Your task —
State only the number of lines that include "before".

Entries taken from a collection
⟨

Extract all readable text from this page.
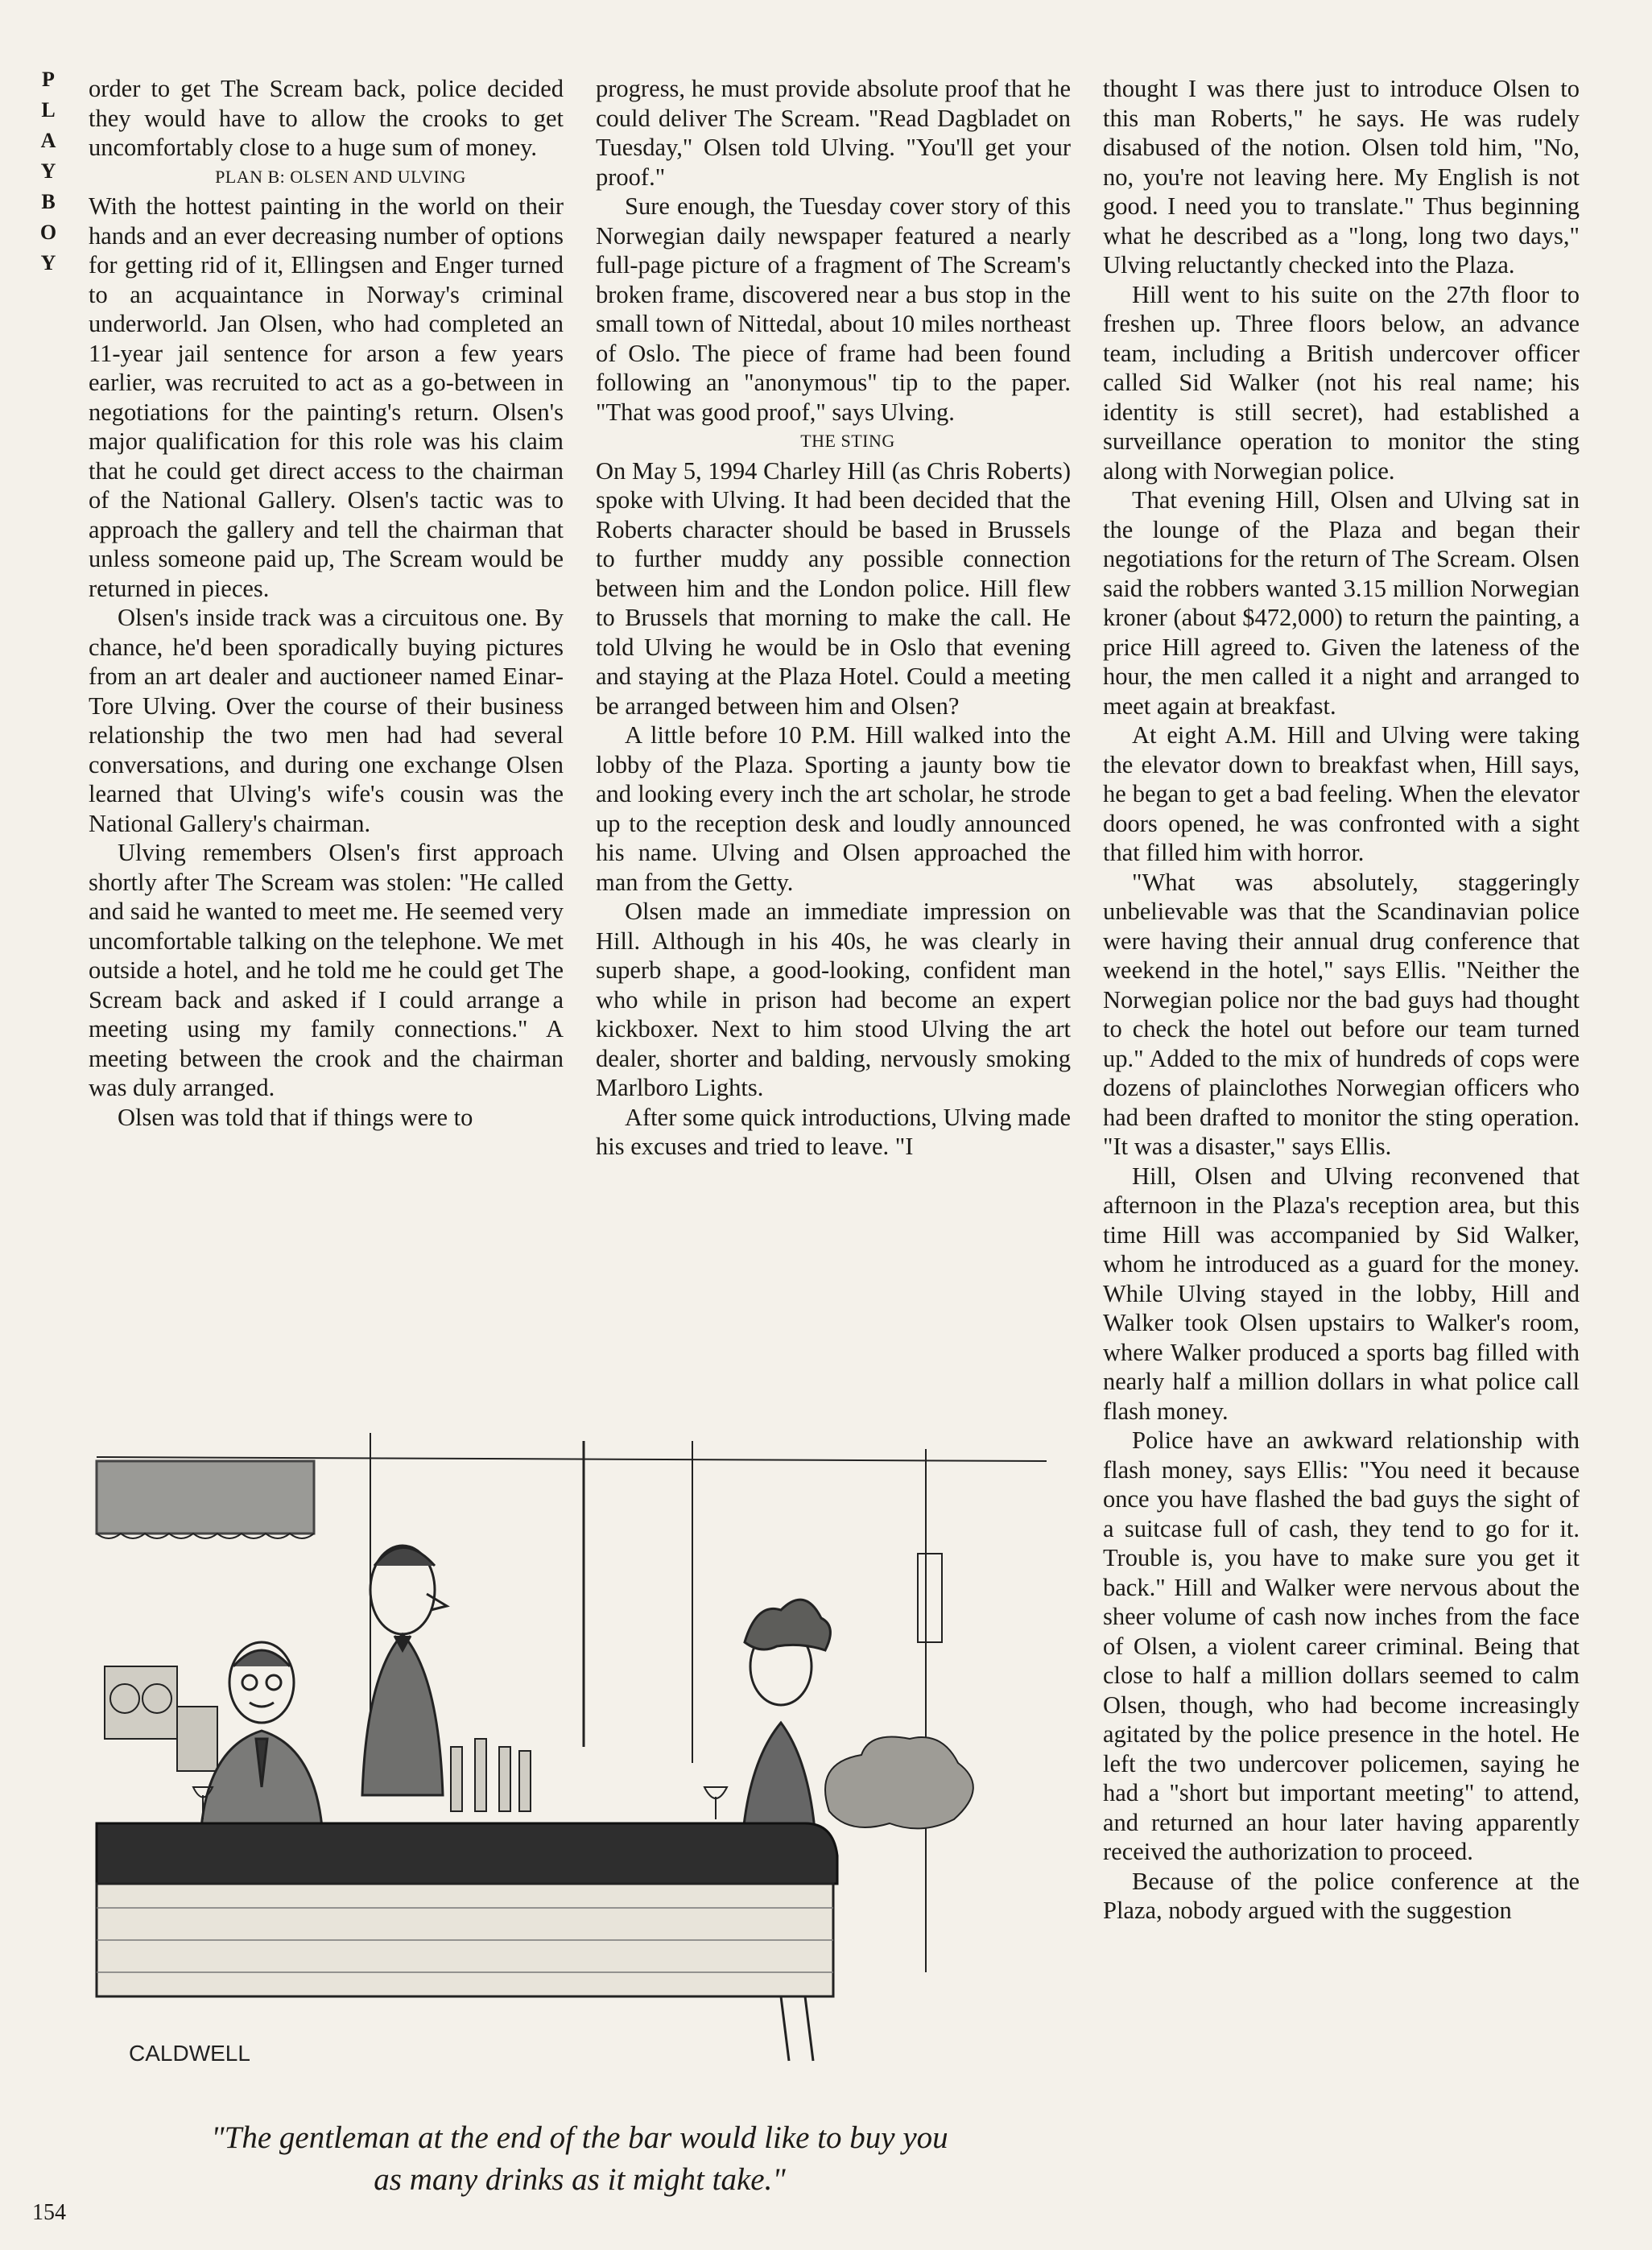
P
L
A
Y
B
O
Y

order to get The Scream back, police decided they would have to allow the crooks to get uncomfortably close to a huge sum of money.

PLAN B: OLSEN AND ULVING

With the hottest painting in the world on their hands and an ever decreasing number of options for getting rid of it, Ellingsen and Enger turned to an acquaintance in Norway's criminal underworld. Jan Olsen, who had completed an 11-year jail sentence for arson a few years earlier, was recruited to act as a go-between in negotiations for the painting's return. Olsen's major qualification for this role was his claim that he could get direct access to the chairman of the National Gallery. Olsen's tactic was to approach the gallery and tell the chairman that unless someone paid up, The Scream would be returned in pieces.

Olsen's inside track was a circuitous one. By chance, he'd been sporadically buying pictures from an art dealer and auctioneer named Einar-Tore Ulving. Over the course of their business relationship the two men had had several conversations, and during one exchange Olsen learned that Ulving's wife's cousin was the National Gallery's chairman.

Ulving remembers Olsen's first approach shortly after The Scream was stolen: "He called and said he wanted to meet me. He seemed very uncomfortable talking on the telephone. We met outside a hotel, and he told me he could get The Scream back and asked if I could arrange a meeting using my family connections." A meeting between the crook and the chairman was duly arranged.

Olsen was told that if things were to

progress, he must provide absolute proof that he could deliver The Scream. "Read Dagbladet on Tuesday," Olsen told Ulving. "You'll get your proof."

Sure enough, the Tuesday cover story of this Norwegian daily newspaper featured a nearly full-page picture of a fragment of The Scream's broken frame, discovered near a bus stop in the small town of Nittedal, about 10 miles northeast of Oslo. The piece of frame had been found following an "anonymous" tip to the paper. "That was good proof," says Ulving.

THE STING

On May 5, 1994 Charley Hill (as Chris Roberts) spoke with Ulving. It had been decided that the Roberts character should be based in Brussels to further muddy any possible connection between him and the London police. Hill flew to Brussels that morning to make the call. He told Ulving he would be in Oslo that evening and staying at the Plaza Hotel. Could a meeting be arranged between him and Olsen?

A little before 10 P.M. Hill walked into the lobby of the Plaza. Sporting a jaunty bow tie and looking every inch the art scholar, he strode up to the reception desk and loudly announced his name. Ulving and Olsen approached the man from the Getty.

Olsen made an immediate impression on Hill. Although in his 40s, he was clearly in superb shape, a good-looking, confident man who while in prison had become an expert kickboxer. Next to him stood Ulving the art dealer, shorter and balding, nervously smoking Marlboro Lights.

After some quick introductions, Ulving made his excuses and tried to leave. "I

thought I was there just to introduce Olsen to this man Roberts," he says. He was rudely disabused of the notion. Olsen told him, "No, no, you're not leaving here. My English is not good. I need you to translate." Thus beginning what he described as a "long, long two days," Ulving reluctantly checked into the Plaza.

Hill went to his suite on the 27th floor to freshen up. Three floors below, an advance team, including a British undercover officer called Sid Walker (not his real name; his identity is still secret), had established a surveillance operation to monitor the sting along with Norwegian police.

That evening Hill, Olsen and Ulving sat in the lounge of the Plaza and began their negotiations for the return of The Scream. Olsen said the robbers wanted 3.15 million Norwegian kroner (about $472,000) to return the painting, a price Hill agreed to. Given the lateness of the hour, the men called it a night and arranged to meet again at breakfast.

At eight A.M. Hill and Ulving were taking the elevator down to breakfast when, Hill says, he began to get a bad feeling. When the elevator doors opened, he was confronted with a sight that filled him with horror.

"What was absolutely, staggeringly unbelievable was that the Scandinavian police were having their annual drug conference that weekend in the hotel," says Ellis. "Neither the Norwegian police nor the bad guys had thought to check the hotel out before our team turned up." Added to the mix of hundreds of cops were dozens of plainclothes Norwegian officers who had been drafted to monitor the sting operation. "It was a disaster," says Ellis.

Hill, Olsen and Ulving reconvened that afternoon in the Plaza's reception area, but this time Hill was accompanied by Sid Walker, whom he introduced as a guard for the money. While Ulving stayed in the lobby, Hill and Walker took Olsen upstairs to Walker's room, where Walker produced a sports bag filled with nearly half a million dollars in what police call flash money.

Police have an awkward relationship with flash money, says Ellis: "You need it because once you have flashed the bad guys the sight of a suitcase full of cash, they tend to go for it. Trouble is, you have to make sure you get it back." Hill and Walker were nervous about the sheer volume of cash now inches from the face of Olsen, a violent career criminal. Being that close to half a million dollars seemed to calm Olsen, though, who had become increasingly agitated by the police presence in the hotel. He left the two undercover policemen, saying he had a "short but important meeting" to attend, and returned an hour later having apparently received the authorization to proceed.

Because of the police conference at the Plaza, nobody argued with the suggestion

CALDWELL
"The gentleman at the end of the bar would like to buy you
as many drinks as it might take."
154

⟩

Task response —
2